*Aim*
Transcribe the entries exactly; images are not part of the copy.

*Material*
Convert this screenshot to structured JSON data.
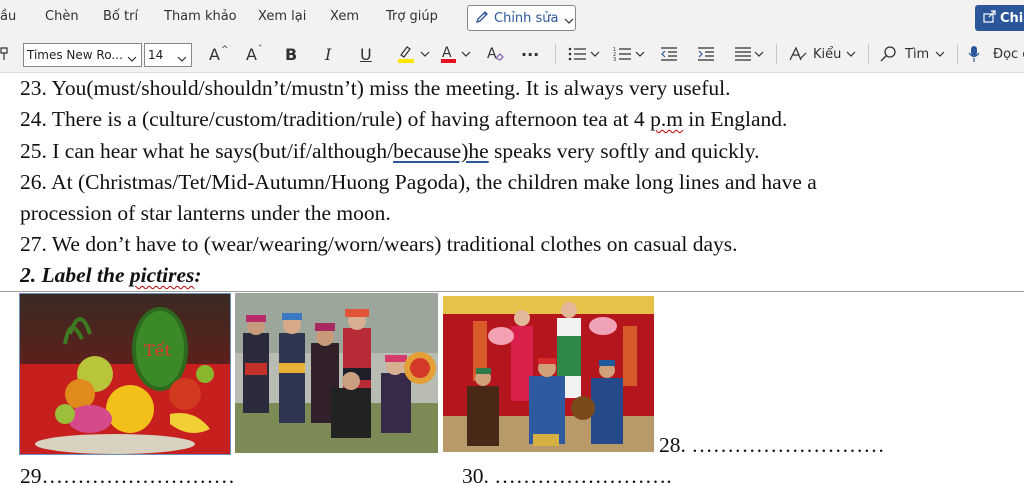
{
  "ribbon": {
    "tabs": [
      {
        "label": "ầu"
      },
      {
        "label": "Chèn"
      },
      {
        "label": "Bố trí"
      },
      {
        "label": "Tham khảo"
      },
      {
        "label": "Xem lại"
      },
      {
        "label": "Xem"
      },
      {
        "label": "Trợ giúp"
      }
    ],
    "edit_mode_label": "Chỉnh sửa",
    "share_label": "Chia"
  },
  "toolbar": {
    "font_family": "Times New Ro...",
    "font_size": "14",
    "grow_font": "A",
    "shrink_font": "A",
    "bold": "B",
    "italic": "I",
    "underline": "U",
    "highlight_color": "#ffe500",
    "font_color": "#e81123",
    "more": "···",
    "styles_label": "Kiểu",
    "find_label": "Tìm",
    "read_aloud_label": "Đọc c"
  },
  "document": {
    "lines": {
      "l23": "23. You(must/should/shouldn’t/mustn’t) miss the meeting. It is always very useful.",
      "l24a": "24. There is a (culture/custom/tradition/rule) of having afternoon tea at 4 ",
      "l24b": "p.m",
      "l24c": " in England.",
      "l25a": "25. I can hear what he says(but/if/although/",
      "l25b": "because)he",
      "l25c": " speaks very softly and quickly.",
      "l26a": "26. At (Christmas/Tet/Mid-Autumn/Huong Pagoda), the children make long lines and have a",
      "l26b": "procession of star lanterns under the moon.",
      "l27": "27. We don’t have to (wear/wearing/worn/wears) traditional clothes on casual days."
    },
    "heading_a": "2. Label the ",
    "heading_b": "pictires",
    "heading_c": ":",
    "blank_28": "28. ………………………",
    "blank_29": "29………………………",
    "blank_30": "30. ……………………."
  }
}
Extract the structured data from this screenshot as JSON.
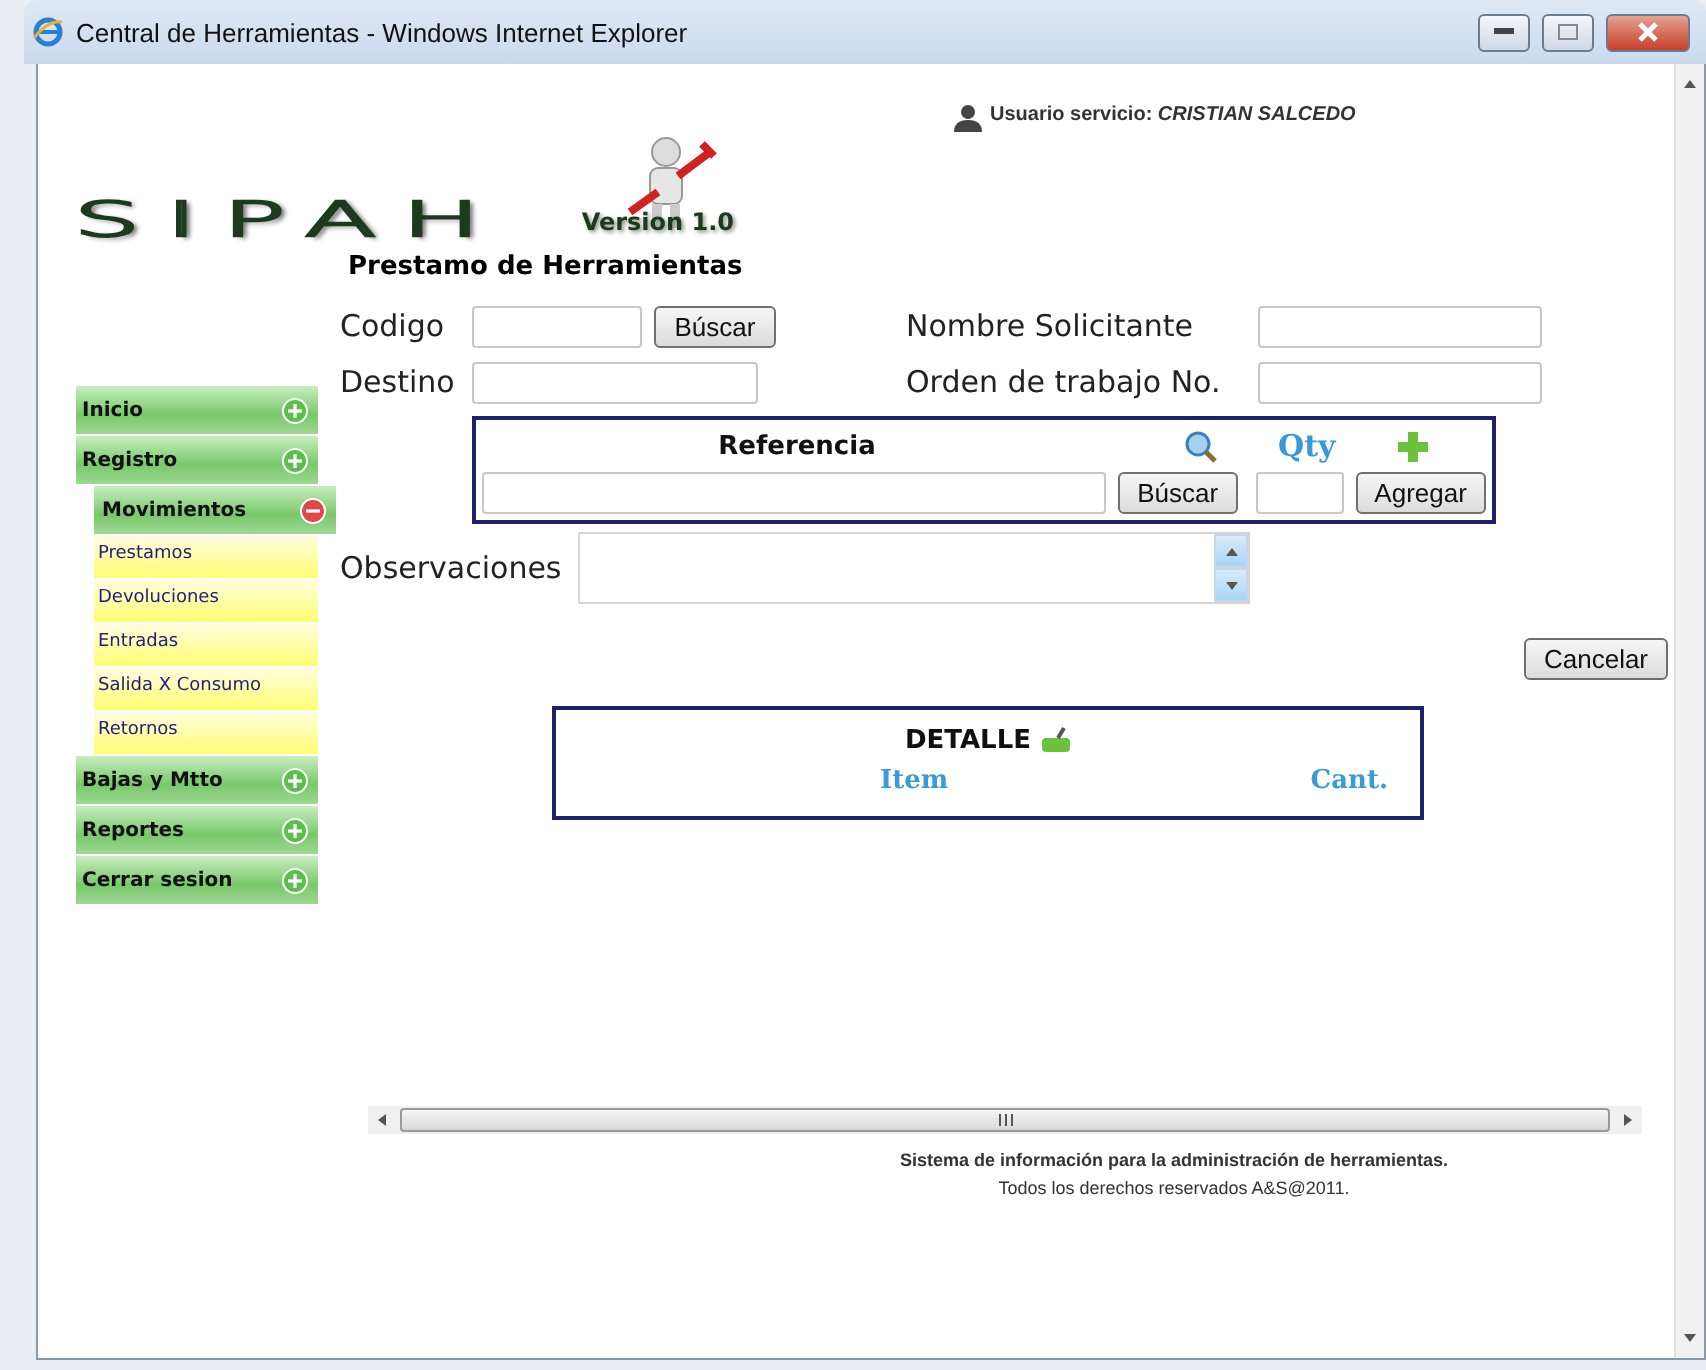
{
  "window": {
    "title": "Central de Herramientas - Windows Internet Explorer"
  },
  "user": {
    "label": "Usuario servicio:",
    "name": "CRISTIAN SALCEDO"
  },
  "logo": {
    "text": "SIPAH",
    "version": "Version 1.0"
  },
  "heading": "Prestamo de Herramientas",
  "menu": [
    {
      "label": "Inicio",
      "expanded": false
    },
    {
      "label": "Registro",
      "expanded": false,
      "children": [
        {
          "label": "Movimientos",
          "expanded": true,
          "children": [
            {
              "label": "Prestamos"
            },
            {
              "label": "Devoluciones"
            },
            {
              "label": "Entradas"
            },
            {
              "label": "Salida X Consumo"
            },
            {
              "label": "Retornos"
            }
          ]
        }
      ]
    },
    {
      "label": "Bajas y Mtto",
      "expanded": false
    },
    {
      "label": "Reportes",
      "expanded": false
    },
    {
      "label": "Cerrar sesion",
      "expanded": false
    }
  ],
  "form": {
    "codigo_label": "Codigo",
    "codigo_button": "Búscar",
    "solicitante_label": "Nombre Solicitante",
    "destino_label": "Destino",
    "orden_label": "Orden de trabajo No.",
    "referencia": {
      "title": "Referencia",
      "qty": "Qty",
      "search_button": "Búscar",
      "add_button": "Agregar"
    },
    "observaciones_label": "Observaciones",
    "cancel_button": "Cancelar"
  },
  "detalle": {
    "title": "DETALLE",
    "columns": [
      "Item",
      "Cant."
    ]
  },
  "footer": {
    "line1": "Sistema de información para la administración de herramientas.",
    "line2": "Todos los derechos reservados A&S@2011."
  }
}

*Right answer*
Convert this screenshot to structured JSON data.
{
  "ribbon": {
    "tabs": [
      {
        "label": "ầu"
      },
      {
        "label": "Chèn"
      },
      {
        "label": "Bố trí"
      },
      {
        "label": "Tham khảo"
      },
      {
        "label": "Xem lại"
      },
      {
        "label": "Xem"
      },
      {
        "label": "Trợ giúp"
      }
    ],
    "edit_mode_label": "Chỉnh sửa",
    "share_label": "Chia"
  },
  "toolbar": {
    "font_family": "Times New Ro...",
    "font_size": "14",
    "grow_font": "A",
    "shrink_font": "A",
    "bold": "B",
    "italic": "I",
    "underline": "U",
    "highlight_color": "#ffe500",
    "font_color": "#e81123",
    "more": "···",
    "styles_label": "Kiểu",
    "find_label": "Tìm",
    "read_aloud_label": "Đọc c"
  },
  "document": {
    "lines": {
      "l23": "23. You(must/should/shouldn’t/mustn’t) miss the meeting. It is always very useful.",
      "l24a": "24. There is a (culture/custom/tradition/rule) of having afternoon tea at 4 ",
      "l24b": "p.m",
      "l24c": " in England.",
      "l25a": "25. I can hear what he says(but/if/although/",
      "l25b": "because)he",
      "l25c": " speaks very softly and quickly.",
      "l26a": "26. At (Christmas/Tet/Mid-Autumn/Huong Pagoda), the children make long lines and have a",
      "l26b": "procession of star lanterns under the moon.",
      "l27": "27. We don’t have to (wear/wearing/worn/wears) traditional clothes on casual days."
    },
    "heading_a": "2. Label the ",
    "heading_b": "pictires",
    "heading_c": ":",
    "blank_28": "28. ………………………",
    "blank_29": "29………………………",
    "blank_30": "30. ……………………."
  }
}
Extract the structured data from this screenshot as JSON.
{
  "window": {
    "title": "Central de Herramientas - Windows Internet Explorer"
  },
  "user": {
    "label": "Usuario servicio:",
    "name": "CRISTIAN SALCEDO"
  },
  "logo": {
    "text": "SIPAH",
    "version": "Version 1.0"
  },
  "heading": "Prestamo de Herramientas",
  "menu": [
    {
      "label": "Inicio",
      "expanded": false
    },
    {
      "label": "Registro",
      "expanded": false,
      "children": [
        {
          "label": "Movimientos",
          "expanded": true,
          "children": [
            {
              "label": "Prestamos"
            },
            {
              "label": "Devoluciones"
            },
            {
              "label": "Entradas"
            },
            {
              "label": "Salida X Consumo"
            },
            {
              "label": "Retornos"
            }
          ]
        }
      ]
    },
    {
      "label": "Bajas y Mtto",
      "expanded": false
    },
    {
      "label": "Reportes",
      "expanded": false
    },
    {
      "label": "Cerrar sesion",
      "expanded": false
    }
  ],
  "form": {
    "codigo_label": "Codigo",
    "codigo_button": "Búscar",
    "solicitante_label": "Nombre Solicitante",
    "destino_label": "Destino",
    "orden_label": "Orden de trabajo No.",
    "referencia": {
      "title": "Referencia",
      "qty": "Qty",
      "search_button": "Búscar",
      "add_button": "Agregar"
    },
    "observaciones_label": "Observaciones",
    "cancel_button": "Cancelar"
  },
  "detalle": {
    "title": "DETALLE",
    "columns": [
      "Item",
      "Cant."
    ]
  },
  "footer": {
    "line1": "Sistema de información para la administración de herramientas.",
    "line2": "Todos los derechos reservados A&S@2011."
  }
}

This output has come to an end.